━━ Provided text ━━

Planet of the Apemen: Battle for Earth is a dramatised documentary on the struggles of Homo sapiens with Homo erectus in the first episode, and Homo neanderthalensis in the second episode, broadcast on BBC One on 23 and 30 June 2011 respectively.

Plot
Planet of the Apemen: Battle for Earth is a dramatised documentary on how Homo sapiens once shared the world with other species of hominid. The first episode concentrates on Homo erectus, set in India around 75,000 years ago, life after a catastrophic super-volcanic eruption made food animals scarce and Homo erectus encounters a different species of human. 

The second episode focuses on the plight of  the Homo neanderthalensis. The scene is set in Prehistoric France some 35,000 years ago, where migrating Homo sapiens looking for food animals, chance upon a community of Neanderthals.
This series was first broadcast on BBC One on 23 and 30 June 2011 respectively.

━━━
━━ Source data ━━

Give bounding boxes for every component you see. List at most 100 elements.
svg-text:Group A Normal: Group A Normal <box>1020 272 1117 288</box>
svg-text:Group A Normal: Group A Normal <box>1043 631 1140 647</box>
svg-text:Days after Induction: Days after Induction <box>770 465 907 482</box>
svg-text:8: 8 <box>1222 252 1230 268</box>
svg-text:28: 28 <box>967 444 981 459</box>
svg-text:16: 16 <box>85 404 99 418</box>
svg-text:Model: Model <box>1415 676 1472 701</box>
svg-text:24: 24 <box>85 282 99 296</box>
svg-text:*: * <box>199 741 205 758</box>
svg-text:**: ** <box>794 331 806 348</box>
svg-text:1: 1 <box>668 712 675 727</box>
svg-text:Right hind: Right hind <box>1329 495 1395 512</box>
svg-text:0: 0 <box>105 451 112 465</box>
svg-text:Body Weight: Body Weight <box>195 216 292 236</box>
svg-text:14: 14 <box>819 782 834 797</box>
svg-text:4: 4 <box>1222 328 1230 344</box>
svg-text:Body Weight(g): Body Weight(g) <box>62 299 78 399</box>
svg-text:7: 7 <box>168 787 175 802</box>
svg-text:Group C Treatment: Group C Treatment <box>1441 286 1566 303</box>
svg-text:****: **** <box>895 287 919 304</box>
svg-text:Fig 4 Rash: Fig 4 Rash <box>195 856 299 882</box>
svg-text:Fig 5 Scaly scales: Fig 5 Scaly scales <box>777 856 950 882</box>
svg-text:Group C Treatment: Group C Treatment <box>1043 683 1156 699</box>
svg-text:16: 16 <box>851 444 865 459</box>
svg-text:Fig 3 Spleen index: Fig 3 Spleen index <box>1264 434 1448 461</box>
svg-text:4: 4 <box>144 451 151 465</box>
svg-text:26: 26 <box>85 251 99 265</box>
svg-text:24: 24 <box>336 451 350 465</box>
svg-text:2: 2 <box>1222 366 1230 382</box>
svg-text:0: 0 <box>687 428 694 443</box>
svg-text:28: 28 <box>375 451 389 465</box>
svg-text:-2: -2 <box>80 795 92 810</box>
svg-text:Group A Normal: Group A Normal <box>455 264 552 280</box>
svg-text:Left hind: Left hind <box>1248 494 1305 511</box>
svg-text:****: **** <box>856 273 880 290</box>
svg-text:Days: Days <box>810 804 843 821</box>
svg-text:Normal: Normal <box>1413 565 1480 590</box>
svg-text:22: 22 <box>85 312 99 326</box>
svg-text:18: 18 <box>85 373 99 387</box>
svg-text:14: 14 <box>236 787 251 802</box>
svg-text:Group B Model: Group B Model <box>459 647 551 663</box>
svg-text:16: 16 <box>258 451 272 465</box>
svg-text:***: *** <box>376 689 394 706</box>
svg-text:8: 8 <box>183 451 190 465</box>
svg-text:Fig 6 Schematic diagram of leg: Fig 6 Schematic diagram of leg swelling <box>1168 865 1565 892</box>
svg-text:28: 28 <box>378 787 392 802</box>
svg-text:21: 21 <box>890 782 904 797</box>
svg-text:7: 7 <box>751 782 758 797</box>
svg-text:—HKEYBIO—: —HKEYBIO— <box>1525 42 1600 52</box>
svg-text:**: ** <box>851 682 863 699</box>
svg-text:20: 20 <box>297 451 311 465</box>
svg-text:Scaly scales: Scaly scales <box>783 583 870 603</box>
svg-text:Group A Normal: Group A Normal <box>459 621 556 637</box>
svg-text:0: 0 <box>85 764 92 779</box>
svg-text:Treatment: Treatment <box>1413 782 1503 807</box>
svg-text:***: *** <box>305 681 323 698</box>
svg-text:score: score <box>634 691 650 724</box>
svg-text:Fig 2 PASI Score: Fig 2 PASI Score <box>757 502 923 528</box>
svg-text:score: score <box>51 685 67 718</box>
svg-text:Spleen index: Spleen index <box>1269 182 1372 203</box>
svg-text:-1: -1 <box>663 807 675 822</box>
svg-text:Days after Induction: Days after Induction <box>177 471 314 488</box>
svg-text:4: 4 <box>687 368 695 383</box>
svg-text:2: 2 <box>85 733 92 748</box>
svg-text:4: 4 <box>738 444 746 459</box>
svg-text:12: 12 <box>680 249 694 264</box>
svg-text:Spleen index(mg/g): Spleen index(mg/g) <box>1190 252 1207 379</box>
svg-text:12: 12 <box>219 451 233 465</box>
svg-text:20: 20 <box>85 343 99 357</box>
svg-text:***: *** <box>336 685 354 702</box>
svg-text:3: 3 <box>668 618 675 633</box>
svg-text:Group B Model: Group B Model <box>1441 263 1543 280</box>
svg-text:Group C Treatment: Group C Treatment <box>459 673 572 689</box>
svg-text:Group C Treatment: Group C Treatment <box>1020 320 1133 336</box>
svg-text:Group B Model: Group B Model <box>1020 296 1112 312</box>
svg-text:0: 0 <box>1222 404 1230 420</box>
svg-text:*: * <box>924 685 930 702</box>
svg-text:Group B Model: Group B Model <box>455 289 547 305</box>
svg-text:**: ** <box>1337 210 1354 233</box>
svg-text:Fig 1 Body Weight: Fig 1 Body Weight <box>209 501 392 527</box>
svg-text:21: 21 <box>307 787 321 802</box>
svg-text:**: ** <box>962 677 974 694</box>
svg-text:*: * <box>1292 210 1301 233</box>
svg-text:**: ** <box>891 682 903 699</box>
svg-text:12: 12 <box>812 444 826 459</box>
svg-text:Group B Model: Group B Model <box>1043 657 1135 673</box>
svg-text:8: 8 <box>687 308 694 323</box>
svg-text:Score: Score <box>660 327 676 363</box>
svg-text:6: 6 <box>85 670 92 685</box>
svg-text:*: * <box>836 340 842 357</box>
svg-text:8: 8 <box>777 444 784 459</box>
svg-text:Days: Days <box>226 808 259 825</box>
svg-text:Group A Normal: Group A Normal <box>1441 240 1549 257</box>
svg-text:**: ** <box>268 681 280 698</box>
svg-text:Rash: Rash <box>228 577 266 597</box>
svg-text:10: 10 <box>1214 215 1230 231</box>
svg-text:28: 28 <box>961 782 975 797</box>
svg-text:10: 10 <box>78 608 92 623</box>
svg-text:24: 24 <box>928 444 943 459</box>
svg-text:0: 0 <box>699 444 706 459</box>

━━━

Explore the material:
1. From the Planet of the Apemen passage, reproduce word for word the section that begins with the words containing "The second episode focuses" and ends with "community of Neanderthals.".
2. Check each statement against the Planet of the Apemen passage. Answer yes or no, and quote the words that decide it.
(a) The first episode is set in India around 75,000 years ago.
(b) The second episode takes place in prehistoric Spain.
(c) The series was first broadcast on BBC Two.
3. According to the Planet of the Apemen passage, what made food animals scarce in the first episode?

Answers provided:
1.
The second episode focuses on the plight of  the Homo neanderthalensis. The scene is set in Prehistoric France some 35,000 years ago, where migrating Homo sapiens looking for food animals, chance upon a community of Neanderthals.

2.
(a) Yes: "set in India around 75,000 years ago"
(b) No: "The scene is set in Prehistoric France some 35,000 years ago"
(c) No: "This series was first broadcast on BBC One on 23 and 30 June 2011 respectively."

3. A catastrophic super-volcanic eruption.